Job: Copy, in full, each line of the material that holds the word "Slavery".

· · ·

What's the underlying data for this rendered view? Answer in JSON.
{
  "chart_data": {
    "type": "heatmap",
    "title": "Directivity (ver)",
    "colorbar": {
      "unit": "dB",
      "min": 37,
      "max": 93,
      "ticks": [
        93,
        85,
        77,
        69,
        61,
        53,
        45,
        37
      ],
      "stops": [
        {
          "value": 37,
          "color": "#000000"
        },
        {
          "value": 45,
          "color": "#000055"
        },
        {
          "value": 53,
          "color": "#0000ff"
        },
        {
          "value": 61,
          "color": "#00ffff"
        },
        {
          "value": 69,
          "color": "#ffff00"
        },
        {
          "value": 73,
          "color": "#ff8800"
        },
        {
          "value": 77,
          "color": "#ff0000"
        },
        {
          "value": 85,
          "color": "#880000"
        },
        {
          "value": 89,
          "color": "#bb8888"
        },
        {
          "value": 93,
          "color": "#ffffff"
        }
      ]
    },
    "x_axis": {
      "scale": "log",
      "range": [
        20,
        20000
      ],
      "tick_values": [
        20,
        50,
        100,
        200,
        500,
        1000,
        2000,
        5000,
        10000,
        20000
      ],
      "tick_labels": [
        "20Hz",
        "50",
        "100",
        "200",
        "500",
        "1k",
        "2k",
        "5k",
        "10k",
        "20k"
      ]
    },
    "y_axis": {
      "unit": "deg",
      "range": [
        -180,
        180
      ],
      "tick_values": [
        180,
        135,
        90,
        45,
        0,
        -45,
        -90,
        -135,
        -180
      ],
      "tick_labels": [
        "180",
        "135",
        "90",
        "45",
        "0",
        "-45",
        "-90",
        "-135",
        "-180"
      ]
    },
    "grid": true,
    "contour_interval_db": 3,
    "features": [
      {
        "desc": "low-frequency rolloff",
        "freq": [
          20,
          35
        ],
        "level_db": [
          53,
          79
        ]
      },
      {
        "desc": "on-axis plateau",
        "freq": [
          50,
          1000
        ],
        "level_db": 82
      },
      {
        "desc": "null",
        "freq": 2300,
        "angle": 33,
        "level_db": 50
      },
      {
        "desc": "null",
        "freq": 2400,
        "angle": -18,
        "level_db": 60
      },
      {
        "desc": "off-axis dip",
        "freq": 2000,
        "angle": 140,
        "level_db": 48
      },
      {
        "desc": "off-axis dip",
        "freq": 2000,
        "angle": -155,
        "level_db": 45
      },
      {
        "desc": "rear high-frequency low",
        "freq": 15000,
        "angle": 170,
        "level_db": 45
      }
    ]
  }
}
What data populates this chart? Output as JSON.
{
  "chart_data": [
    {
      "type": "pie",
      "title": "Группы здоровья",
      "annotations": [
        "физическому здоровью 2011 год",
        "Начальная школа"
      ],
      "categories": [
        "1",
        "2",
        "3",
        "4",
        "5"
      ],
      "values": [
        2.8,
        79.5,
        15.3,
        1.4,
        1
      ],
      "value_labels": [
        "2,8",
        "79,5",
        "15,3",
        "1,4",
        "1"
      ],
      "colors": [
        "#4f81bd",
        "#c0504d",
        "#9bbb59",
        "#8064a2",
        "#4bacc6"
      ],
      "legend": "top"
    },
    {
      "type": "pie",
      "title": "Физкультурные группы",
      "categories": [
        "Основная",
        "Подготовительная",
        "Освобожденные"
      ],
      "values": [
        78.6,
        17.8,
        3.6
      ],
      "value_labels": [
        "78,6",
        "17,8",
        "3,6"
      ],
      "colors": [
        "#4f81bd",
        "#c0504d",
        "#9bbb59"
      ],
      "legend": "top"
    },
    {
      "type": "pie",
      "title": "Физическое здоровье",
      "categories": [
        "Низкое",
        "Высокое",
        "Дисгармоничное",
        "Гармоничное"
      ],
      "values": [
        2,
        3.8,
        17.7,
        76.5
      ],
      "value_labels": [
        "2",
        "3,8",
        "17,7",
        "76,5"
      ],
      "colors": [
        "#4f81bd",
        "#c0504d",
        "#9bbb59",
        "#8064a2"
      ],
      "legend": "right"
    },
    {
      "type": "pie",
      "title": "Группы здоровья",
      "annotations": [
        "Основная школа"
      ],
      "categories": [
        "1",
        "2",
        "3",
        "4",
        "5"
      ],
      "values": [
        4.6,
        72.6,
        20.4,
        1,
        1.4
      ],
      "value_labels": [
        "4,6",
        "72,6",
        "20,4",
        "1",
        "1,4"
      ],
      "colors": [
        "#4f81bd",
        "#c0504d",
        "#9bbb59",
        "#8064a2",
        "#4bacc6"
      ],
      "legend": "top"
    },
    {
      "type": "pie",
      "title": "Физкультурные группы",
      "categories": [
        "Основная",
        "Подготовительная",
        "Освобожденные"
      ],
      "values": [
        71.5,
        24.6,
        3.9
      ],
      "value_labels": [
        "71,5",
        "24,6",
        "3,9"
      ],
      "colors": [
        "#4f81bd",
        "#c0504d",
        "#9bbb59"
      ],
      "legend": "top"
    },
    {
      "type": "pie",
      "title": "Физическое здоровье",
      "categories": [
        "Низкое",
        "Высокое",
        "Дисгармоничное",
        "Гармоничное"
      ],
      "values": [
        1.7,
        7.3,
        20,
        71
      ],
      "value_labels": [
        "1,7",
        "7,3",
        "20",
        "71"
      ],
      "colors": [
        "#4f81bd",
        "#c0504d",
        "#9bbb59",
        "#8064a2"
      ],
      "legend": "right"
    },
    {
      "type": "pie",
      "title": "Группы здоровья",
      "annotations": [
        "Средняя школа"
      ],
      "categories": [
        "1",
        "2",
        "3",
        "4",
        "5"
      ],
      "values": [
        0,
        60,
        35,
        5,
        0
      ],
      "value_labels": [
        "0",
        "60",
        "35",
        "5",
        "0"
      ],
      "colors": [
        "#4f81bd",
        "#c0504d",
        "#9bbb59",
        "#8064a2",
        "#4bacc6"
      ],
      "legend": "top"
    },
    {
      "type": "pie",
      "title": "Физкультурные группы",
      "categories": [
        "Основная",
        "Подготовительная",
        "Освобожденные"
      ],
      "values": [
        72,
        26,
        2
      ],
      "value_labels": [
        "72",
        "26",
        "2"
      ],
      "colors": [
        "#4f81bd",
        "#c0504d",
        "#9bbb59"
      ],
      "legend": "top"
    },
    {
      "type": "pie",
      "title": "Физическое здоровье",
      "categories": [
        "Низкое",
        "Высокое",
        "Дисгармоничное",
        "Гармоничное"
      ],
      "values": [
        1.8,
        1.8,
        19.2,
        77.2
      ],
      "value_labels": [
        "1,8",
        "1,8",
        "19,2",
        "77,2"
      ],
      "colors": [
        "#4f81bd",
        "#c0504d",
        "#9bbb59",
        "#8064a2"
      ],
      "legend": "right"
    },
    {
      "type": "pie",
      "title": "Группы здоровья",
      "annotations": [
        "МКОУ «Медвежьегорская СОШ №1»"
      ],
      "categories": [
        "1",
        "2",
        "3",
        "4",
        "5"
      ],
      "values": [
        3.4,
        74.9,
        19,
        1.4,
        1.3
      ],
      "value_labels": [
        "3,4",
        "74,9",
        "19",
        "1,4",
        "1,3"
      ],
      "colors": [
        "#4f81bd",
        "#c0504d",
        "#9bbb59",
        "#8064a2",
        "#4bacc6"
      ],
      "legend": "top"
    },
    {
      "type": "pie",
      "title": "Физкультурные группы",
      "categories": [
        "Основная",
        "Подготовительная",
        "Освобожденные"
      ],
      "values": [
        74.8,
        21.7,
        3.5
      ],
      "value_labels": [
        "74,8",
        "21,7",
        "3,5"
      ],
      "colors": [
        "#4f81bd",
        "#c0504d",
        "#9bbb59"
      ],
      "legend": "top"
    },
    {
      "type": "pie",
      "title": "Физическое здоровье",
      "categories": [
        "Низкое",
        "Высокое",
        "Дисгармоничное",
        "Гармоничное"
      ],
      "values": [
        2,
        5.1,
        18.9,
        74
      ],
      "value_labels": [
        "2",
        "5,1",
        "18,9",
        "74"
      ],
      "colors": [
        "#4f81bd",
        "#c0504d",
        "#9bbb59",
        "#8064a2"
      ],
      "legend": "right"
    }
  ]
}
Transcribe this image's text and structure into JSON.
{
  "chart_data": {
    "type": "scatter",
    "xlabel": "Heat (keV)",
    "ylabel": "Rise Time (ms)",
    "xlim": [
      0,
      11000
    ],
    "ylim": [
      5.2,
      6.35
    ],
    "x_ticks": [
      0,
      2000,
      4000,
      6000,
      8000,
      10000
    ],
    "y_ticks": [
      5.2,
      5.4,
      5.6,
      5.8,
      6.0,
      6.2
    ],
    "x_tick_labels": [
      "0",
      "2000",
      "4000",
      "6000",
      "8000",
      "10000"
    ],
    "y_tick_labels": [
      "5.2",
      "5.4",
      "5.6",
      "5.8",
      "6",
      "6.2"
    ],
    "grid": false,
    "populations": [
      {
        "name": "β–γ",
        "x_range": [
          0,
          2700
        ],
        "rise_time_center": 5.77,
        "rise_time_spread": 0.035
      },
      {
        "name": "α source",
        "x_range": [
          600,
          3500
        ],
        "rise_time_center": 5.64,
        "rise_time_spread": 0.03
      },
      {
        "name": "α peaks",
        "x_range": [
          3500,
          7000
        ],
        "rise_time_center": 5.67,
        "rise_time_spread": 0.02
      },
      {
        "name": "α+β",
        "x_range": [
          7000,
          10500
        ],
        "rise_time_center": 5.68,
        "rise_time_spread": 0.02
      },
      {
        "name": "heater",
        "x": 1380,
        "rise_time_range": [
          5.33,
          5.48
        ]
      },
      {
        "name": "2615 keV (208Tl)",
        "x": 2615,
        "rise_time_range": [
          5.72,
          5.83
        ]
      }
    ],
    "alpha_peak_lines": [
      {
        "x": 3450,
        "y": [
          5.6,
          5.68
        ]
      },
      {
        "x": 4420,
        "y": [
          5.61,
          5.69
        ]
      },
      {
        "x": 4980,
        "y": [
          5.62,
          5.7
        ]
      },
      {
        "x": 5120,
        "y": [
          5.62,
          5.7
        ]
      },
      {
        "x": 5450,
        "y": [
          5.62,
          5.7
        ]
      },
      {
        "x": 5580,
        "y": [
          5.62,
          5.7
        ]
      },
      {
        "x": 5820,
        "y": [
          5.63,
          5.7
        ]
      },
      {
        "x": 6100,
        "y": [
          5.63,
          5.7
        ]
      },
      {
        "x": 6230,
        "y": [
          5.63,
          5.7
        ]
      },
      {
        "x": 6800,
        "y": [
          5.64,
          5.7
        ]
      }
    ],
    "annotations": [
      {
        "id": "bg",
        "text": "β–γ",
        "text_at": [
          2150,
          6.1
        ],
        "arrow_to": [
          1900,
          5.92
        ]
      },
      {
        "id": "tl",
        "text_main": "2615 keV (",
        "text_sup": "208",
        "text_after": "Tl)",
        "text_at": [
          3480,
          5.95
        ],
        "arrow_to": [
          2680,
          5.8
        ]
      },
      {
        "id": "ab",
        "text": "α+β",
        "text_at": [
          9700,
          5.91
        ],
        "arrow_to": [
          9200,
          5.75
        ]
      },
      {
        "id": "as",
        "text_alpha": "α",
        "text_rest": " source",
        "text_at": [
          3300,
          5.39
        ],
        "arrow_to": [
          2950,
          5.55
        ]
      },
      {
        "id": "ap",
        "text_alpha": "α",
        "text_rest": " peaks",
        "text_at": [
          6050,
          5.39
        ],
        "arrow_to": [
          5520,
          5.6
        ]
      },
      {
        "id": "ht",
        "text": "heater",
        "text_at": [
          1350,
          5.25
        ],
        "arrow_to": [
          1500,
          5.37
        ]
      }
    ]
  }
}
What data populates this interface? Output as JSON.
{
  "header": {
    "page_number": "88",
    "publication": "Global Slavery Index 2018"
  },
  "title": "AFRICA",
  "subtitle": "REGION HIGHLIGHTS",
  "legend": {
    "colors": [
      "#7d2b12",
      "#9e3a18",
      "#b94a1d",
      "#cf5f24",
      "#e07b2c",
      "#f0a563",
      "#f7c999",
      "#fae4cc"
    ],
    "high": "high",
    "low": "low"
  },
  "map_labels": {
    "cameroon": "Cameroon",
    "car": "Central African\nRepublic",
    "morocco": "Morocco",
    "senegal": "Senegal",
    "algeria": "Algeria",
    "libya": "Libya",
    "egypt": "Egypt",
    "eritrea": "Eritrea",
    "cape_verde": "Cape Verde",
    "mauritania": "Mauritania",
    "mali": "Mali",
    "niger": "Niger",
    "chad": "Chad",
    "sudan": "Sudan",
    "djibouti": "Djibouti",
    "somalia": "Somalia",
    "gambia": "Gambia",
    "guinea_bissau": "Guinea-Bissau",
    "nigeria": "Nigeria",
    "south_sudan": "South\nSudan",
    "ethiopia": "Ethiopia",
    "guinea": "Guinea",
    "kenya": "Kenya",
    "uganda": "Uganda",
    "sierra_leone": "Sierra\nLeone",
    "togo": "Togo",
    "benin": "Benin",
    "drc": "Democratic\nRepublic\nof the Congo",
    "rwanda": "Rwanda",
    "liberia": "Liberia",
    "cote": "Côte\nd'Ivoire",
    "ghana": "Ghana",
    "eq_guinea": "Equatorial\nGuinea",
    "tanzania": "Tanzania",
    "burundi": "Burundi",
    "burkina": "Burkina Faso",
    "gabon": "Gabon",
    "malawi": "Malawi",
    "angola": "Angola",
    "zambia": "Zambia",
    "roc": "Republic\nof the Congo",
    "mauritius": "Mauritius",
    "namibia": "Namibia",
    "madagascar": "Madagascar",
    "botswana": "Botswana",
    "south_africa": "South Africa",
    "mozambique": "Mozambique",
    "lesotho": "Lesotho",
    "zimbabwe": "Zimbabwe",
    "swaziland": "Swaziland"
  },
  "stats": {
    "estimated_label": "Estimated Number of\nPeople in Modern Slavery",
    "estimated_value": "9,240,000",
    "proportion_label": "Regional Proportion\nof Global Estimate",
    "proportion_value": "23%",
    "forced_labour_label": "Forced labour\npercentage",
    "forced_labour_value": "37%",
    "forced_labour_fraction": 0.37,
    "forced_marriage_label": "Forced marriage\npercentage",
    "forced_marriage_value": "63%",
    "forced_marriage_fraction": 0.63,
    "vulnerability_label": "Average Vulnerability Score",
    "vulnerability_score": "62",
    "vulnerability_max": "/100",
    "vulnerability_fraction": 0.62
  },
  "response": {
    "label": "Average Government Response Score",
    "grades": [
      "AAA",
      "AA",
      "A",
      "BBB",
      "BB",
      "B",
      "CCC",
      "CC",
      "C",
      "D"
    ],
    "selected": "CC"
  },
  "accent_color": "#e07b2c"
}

· · ·

Expected answer:
    "publication": "Global Slavery Index 2018"
    "estimated_label": "Estimated Number of\nPeople in Modern Slavery",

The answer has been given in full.